Problem description: Isolate every line in the data with the string "Іоанна" and copy it.

Data rows:
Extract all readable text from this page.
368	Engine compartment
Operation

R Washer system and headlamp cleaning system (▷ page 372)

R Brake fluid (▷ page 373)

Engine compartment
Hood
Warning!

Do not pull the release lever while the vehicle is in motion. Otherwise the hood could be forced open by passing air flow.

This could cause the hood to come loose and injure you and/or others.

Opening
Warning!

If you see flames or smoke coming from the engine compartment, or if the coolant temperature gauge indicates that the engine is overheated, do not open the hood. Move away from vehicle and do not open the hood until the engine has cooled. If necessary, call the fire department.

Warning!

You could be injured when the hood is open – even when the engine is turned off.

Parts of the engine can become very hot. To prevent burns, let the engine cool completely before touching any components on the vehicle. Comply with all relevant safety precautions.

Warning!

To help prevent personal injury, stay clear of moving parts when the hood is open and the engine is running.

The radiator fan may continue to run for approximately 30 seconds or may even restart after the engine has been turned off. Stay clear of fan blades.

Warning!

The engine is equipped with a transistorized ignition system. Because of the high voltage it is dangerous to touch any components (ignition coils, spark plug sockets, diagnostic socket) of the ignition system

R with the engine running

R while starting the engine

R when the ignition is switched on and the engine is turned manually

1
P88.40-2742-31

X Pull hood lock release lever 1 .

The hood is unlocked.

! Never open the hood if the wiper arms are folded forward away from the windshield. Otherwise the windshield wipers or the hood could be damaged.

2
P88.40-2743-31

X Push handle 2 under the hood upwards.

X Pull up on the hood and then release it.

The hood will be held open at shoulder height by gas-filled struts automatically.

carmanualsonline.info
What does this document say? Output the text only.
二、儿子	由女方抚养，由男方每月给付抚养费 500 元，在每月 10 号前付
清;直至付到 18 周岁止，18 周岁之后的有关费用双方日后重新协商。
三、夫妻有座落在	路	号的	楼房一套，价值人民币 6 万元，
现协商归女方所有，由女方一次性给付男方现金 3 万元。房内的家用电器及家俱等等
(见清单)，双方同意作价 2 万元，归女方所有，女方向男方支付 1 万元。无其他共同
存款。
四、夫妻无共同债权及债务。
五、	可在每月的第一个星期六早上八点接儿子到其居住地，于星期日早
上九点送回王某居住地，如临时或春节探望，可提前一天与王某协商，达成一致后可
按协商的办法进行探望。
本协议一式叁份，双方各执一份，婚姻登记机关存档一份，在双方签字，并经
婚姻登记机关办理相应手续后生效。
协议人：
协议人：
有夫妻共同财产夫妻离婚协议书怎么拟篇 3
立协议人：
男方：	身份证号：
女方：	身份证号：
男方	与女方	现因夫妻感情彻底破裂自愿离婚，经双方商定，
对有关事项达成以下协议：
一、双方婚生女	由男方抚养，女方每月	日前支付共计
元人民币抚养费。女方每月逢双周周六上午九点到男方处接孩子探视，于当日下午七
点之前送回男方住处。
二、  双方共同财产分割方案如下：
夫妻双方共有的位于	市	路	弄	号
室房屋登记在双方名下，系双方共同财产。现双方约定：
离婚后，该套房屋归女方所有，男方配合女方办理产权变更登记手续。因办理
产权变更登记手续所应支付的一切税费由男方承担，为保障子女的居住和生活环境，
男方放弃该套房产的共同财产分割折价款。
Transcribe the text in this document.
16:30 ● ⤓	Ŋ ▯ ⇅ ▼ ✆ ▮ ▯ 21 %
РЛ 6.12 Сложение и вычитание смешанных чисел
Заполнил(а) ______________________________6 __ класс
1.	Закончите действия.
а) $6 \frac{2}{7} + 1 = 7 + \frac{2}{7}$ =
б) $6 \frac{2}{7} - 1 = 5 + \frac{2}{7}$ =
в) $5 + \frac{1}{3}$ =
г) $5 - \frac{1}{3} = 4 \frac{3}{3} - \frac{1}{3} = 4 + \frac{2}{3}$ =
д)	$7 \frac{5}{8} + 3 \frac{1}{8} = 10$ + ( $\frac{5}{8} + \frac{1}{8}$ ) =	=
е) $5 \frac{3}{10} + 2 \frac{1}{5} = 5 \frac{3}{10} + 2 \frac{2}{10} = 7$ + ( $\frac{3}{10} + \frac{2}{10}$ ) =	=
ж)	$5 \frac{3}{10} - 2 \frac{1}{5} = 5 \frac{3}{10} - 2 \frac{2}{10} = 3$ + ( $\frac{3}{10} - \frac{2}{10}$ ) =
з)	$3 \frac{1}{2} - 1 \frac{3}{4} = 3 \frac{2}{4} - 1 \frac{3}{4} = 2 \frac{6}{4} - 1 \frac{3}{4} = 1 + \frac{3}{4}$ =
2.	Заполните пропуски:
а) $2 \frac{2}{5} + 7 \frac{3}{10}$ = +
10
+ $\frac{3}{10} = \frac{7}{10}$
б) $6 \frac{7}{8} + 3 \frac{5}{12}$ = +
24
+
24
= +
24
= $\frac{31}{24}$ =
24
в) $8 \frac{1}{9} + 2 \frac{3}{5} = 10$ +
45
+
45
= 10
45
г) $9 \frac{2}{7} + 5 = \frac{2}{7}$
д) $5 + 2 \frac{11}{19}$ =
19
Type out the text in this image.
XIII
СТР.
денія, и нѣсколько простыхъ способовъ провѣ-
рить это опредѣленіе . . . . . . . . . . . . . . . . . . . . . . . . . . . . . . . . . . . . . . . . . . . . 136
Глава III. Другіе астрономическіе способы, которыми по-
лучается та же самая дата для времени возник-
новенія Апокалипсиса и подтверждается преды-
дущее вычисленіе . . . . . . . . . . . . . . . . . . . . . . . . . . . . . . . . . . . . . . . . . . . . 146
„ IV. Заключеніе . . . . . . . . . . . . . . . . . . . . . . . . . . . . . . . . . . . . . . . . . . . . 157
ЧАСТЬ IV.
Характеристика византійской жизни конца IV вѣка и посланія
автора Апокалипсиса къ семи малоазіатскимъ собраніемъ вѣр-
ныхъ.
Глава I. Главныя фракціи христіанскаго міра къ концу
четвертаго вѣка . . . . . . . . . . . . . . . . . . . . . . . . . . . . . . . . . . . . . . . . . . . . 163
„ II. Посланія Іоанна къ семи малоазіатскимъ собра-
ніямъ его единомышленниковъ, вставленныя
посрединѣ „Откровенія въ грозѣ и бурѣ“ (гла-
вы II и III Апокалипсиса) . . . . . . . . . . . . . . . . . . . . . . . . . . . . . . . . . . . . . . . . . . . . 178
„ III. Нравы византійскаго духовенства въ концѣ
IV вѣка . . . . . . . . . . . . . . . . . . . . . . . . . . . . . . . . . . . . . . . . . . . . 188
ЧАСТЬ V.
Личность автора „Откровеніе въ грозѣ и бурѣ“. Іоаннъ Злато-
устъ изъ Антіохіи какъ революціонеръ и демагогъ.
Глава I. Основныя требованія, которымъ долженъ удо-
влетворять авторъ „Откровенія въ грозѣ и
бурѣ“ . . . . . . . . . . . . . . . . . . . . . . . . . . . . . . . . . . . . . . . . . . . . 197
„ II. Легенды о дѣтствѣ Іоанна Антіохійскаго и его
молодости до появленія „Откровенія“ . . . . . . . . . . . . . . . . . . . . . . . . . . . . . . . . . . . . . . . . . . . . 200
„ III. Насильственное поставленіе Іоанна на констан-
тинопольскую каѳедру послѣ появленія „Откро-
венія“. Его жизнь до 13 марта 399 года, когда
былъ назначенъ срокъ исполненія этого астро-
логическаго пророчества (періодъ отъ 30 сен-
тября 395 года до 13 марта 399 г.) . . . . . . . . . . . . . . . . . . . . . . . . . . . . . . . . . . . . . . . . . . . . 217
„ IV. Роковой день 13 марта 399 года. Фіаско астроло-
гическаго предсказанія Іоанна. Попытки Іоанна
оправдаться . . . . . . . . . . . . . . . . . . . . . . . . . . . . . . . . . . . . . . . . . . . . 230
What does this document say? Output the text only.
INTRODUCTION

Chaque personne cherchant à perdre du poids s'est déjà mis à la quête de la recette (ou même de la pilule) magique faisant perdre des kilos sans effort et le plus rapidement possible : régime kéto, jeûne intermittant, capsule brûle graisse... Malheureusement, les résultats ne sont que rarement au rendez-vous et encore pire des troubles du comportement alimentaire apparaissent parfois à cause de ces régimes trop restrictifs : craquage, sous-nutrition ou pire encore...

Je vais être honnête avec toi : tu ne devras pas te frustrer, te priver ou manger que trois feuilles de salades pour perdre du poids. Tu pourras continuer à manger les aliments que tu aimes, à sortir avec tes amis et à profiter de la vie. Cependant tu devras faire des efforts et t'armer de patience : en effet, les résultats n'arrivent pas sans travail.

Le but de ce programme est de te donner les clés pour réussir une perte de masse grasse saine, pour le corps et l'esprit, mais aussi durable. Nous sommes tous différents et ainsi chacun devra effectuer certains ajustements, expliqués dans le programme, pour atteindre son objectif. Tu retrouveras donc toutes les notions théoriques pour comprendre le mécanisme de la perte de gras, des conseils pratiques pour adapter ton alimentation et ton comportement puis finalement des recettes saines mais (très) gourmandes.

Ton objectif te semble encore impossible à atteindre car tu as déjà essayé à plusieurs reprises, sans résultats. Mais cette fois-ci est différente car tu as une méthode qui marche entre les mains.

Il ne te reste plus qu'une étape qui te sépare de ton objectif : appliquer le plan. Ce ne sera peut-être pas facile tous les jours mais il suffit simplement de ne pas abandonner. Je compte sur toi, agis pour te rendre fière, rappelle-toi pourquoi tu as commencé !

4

Completed task:
„ II. Посланія Іоанна къ семи малоазіатскимъ собра-
„ II. Легенды о дѣтствѣ Іоанна Антіохійскаго и его
„ III. Насильственное поставленіе Іоанна на констан-
гическаго предсказанія Іоанна. Попытки Іоанна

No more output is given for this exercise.